WHAT IS BEING ASKED:
Write out the records that appear below, verbatim and complete, but without pictures.

RECORDS:
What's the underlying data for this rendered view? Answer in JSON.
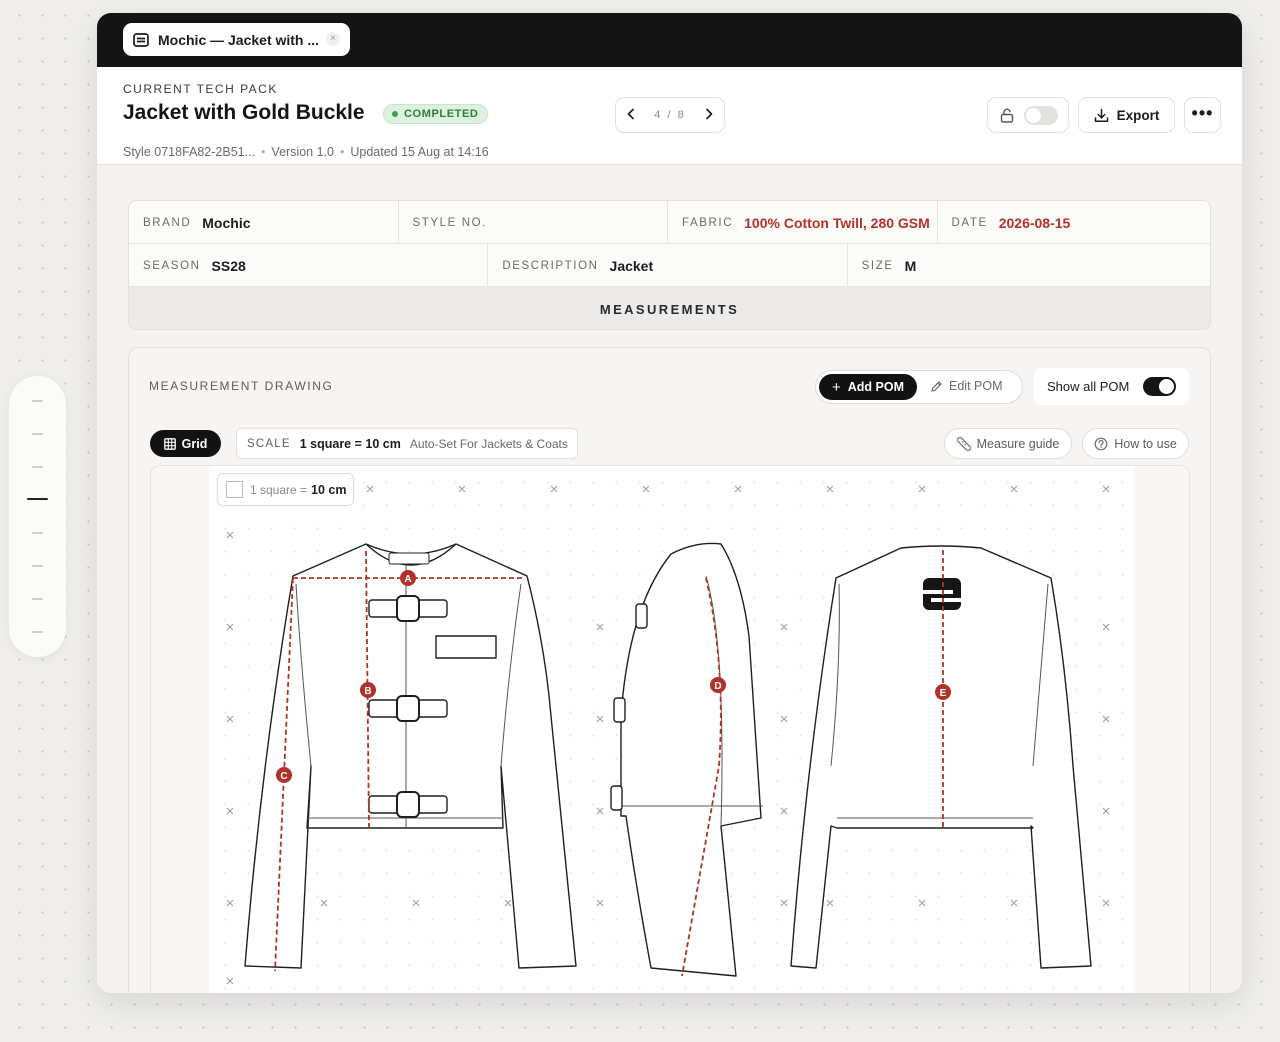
{
  "tab": {
    "title": "Mochic — Jacket with ...",
    "close": "×"
  },
  "header": {
    "eyebrow": "CURRENT TECH PACK",
    "title": "Jacket with Gold Buckle",
    "status": "COMPLETED",
    "style": "Style 0718FA82-2B51...",
    "version": "Version 1.0",
    "updated": "Updated 15 Aug at 14:16",
    "separator": "•",
    "pager": {
      "text": "4 / 8",
      "current": 4,
      "total": 8
    },
    "lock_enabled": false,
    "export_label": "Export",
    "more_label": "•••"
  },
  "info": {
    "brand": {
      "label": "BRAND",
      "value": "Mochic"
    },
    "style_no": {
      "label": "STYLE NO.",
      "value": ""
    },
    "fabric": {
      "label": "FABRIC",
      "value": "100% Cotton Twill, 280 GSM"
    },
    "date": {
      "label": "DATE",
      "value": "2026-08-15"
    },
    "season": {
      "label": "SEASON",
      "value": "SS28"
    },
    "description": {
      "label": "DESCRIPTION",
      "value": "Jacket"
    },
    "size": {
      "label": "SIZE",
      "value": "M"
    },
    "section": "MEASUREMENTS"
  },
  "drawing": {
    "title": "MEASUREMENT DRAWING",
    "add_pom": "Add POM",
    "edit_pom": "Edit POM",
    "show_all_pom": "Show all POM",
    "show_all_enabled": true,
    "grid_label": "Grid",
    "scale_label": "SCALE",
    "scale_value": "1 square = 10 cm",
    "scale_note": "Auto-Set For Jackets & Coats",
    "measure_guide": "Measure guide",
    "how_to_use": "How to use",
    "legend_prefix": "1 square =",
    "legend_value": "10 cm",
    "pom_markers": [
      "A",
      "B",
      "C",
      "D",
      "E"
    ]
  },
  "colors": {
    "accent_red": "#b2322b",
    "status_green": "#2e7d3b",
    "dark": "#121212"
  },
  "icons": [
    "document-icon",
    "chevron-left-icon",
    "chevron-right-icon",
    "lock-icon",
    "download-icon",
    "more-icon",
    "plus-icon",
    "pencil-icon",
    "grid-icon",
    "ruler-icon",
    "help-circle-icon"
  ]
}
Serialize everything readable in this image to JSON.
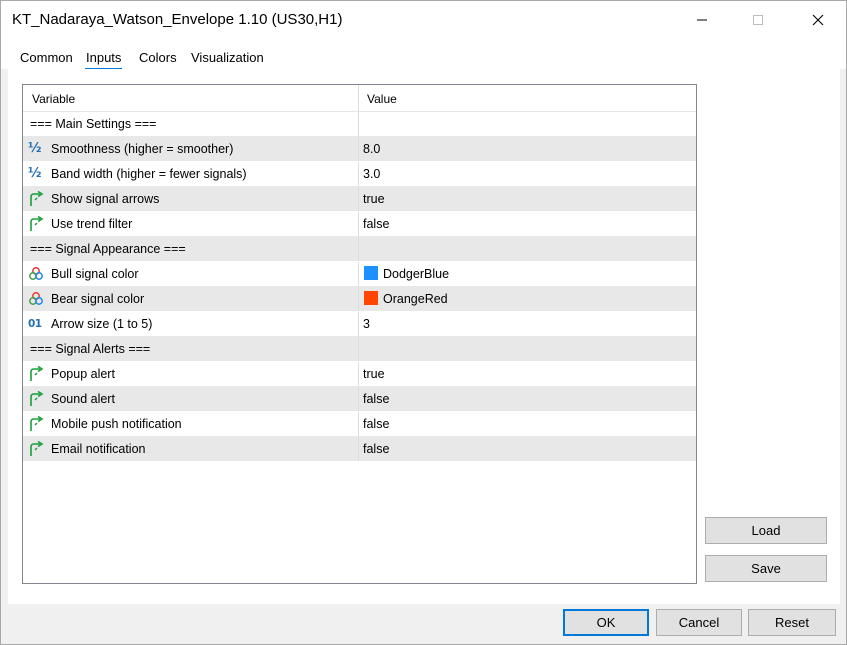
{
  "window": {
    "title": "KT_Nadaraya_Watson_Envelope 1.10 (US30,H1)"
  },
  "tabs": [
    {
      "label": "Common"
    },
    {
      "label": "Inputs"
    },
    {
      "label": "Colors"
    },
    {
      "label": "Visualization"
    }
  ],
  "active_tab": "Inputs",
  "table": {
    "headers": {
      "variable": "Variable",
      "value": "Value"
    },
    "rows": [
      {
        "name": "=== Main Settings ===",
        "value": "",
        "kind": "section"
      },
      {
        "name": "Smoothness (higher = smoother)",
        "value": "8.0",
        "icon": "half-icon"
      },
      {
        "name": "Band width (higher = fewer signals)",
        "value": "3.0",
        "icon": "half-icon"
      },
      {
        "name": "Show signal arrows",
        "value": "true",
        "icon": "bool-arrow-icon"
      },
      {
        "name": "Use trend filter",
        "value": "false",
        "icon": "bool-arrow-icon"
      },
      {
        "name": "=== Signal Appearance ===",
        "value": "",
        "kind": "section"
      },
      {
        "name": "Bull signal color",
        "value": "DodgerBlue",
        "icon": "color-palette-icon",
        "swatch": "#1e90ff"
      },
      {
        "name": "Bear signal color",
        "value": "OrangeRed",
        "icon": "color-palette-icon",
        "swatch": "#ff4500"
      },
      {
        "name": "Arrow size (1 to 5)",
        "value": "3",
        "icon": "integer-icon"
      },
      {
        "name": "=== Signal Alerts ===",
        "value": "",
        "kind": "section"
      },
      {
        "name": "Popup alert",
        "value": "true",
        "icon": "bool-arrow-icon"
      },
      {
        "name": "Sound alert",
        "value": "false",
        "icon": "bool-arrow-icon"
      },
      {
        "name": "Mobile push notification",
        "value": "false",
        "icon": "bool-arrow-icon"
      },
      {
        "name": "Email notification",
        "value": "false",
        "icon": "bool-arrow-icon"
      }
    ]
  },
  "side_buttons": {
    "load": "Load",
    "save": "Save"
  },
  "footer_buttons": {
    "ok": "OK",
    "cancel": "Cancel",
    "reset": "Reset"
  },
  "icons": {
    "half": "½",
    "integer": "01"
  },
  "colors": {
    "accent": "#0078d7",
    "bool_icon": "#1a9e3a",
    "number_icon": "#1f6fb3"
  }
}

RESULT OF THIS EXERCISE:
What's the underlying data for this rendered view? Answer in JSON.
{
  "tab": {
    "title": "Mochic — Jacket with ...",
    "close": "×"
  },
  "header": {
    "eyebrow": "CURRENT TECH PACK",
    "title": "Jacket with Gold Buckle",
    "status": "COMPLETED",
    "style": "Style 0718FA82-2B51...",
    "version": "Version 1.0",
    "updated": "Updated 15 Aug at 14:16",
    "separator": "•",
    "pager": {
      "text": "4 / 8",
      "current": 4,
      "total": 8
    },
    "lock_enabled": false,
    "export_label": "Export",
    "more_label": "•••"
  },
  "info": {
    "brand": {
      "label": "BRAND",
      "value": "Mochic"
    },
    "style_no": {
      "label": "STYLE NO.",
      "value": ""
    },
    "fabric": {
      "label": "FABRIC",
      "value": "100% Cotton Twill, 280 GSM"
    },
    "date": {
      "label": "DATE",
      "value": "2026-08-15"
    },
    "season": {
      "label": "SEASON",
      "value": "SS28"
    },
    "description": {
      "label": "DESCRIPTION",
      "value": "Jacket"
    },
    "size": {
      "label": "SIZE",
      "value": "M"
    },
    "section": "MEASUREMENTS"
  },
  "drawing": {
    "title": "MEASUREMENT DRAWING",
    "add_pom": "Add POM",
    "edit_pom": "Edit POM",
    "show_all_pom": "Show all POM",
    "show_all_enabled": true,
    "grid_label": "Grid",
    "scale_label": "SCALE",
    "scale_value": "1 square = 10 cm",
    "scale_note": "Auto-Set For Jackets & Coats",
    "measure_guide": "Measure guide",
    "how_to_use": "How to use",
    "legend_prefix": "1 square =",
    "legend_value": "10 cm",
    "pom_markers": [
      "A",
      "B",
      "C",
      "D",
      "E"
    ]
  },
  "colors": {
    "accent_red": "#b2322b",
    "status_green": "#2e7d3b",
    "dark": "#121212"
  },
  "icons": [
    "document-icon",
    "chevron-left-icon",
    "chevron-right-icon",
    "lock-icon",
    "download-icon",
    "more-icon",
    "plus-icon",
    "pencil-icon",
    "grid-icon",
    "ruler-icon",
    "help-circle-icon"
  ]
}
Serialize everything readable in this image to JSON.
{
  "window": {
    "title": "KT_Nadaraya_Watson_Envelope 1.10 (US30,H1)"
  },
  "tabs": [
    {
      "label": "Common"
    },
    {
      "label": "Inputs"
    },
    {
      "label": "Colors"
    },
    {
      "label": "Visualization"
    }
  ],
  "active_tab": "Inputs",
  "table": {
    "headers": {
      "variable": "Variable",
      "value": "Value"
    },
    "rows": [
      {
        "name": "=== Main Settings ===",
        "value": "",
        "kind": "section"
      },
      {
        "name": "Smoothness (higher = smoother)",
        "value": "8.0",
        "icon": "half-icon"
      },
      {
        "name": "Band width (higher = fewer signals)",
        "value": "3.0",
        "icon": "half-icon"
      },
      {
        "name": "Show signal arrows",
        "value": "true",
        "icon": "bool-arrow-icon"
      },
      {
        "name": "Use trend filter",
        "value": "false",
        "icon": "bool-arrow-icon"
      },
      {
        "name": "=== Signal Appearance ===",
        "value": "",
        "kind": "section"
      },
      {
        "name": "Bull signal color",
        "value": "DodgerBlue",
        "icon": "color-palette-icon",
        "swatch": "#1e90ff"
      },
      {
        "name": "Bear signal color",
        "value": "OrangeRed",
        "icon": "color-palette-icon",
        "swatch": "#ff4500"
      },
      {
        "name": "Arrow size (1 to 5)",
        "value": "3",
        "icon": "integer-icon"
      },
      {
        "name": "=== Signal Alerts ===",
        "value": "",
        "kind": "section"
      },
      {
        "name": "Popup alert",
        "value": "true",
        "icon": "bool-arrow-icon"
      },
      {
        "name": "Sound alert",
        "value": "false",
        "icon": "bool-arrow-icon"
      },
      {
        "name": "Mobile push notification",
        "value": "false",
        "icon": "bool-arrow-icon"
      },
      {
        "name": "Email notification",
        "value": "false",
        "icon": "bool-arrow-icon"
      }
    ]
  },
  "side_buttons": {
    "load": "Load",
    "save": "Save"
  },
  "footer_buttons": {
    "ok": "OK",
    "cancel": "Cancel",
    "reset": "Reset"
  },
  "icons": {
    "half": "½",
    "integer": "01"
  },
  "colors": {
    "accent": "#0078d7",
    "bool_icon": "#1a9e3a",
    "number_icon": "#1f6fb3"
  }
}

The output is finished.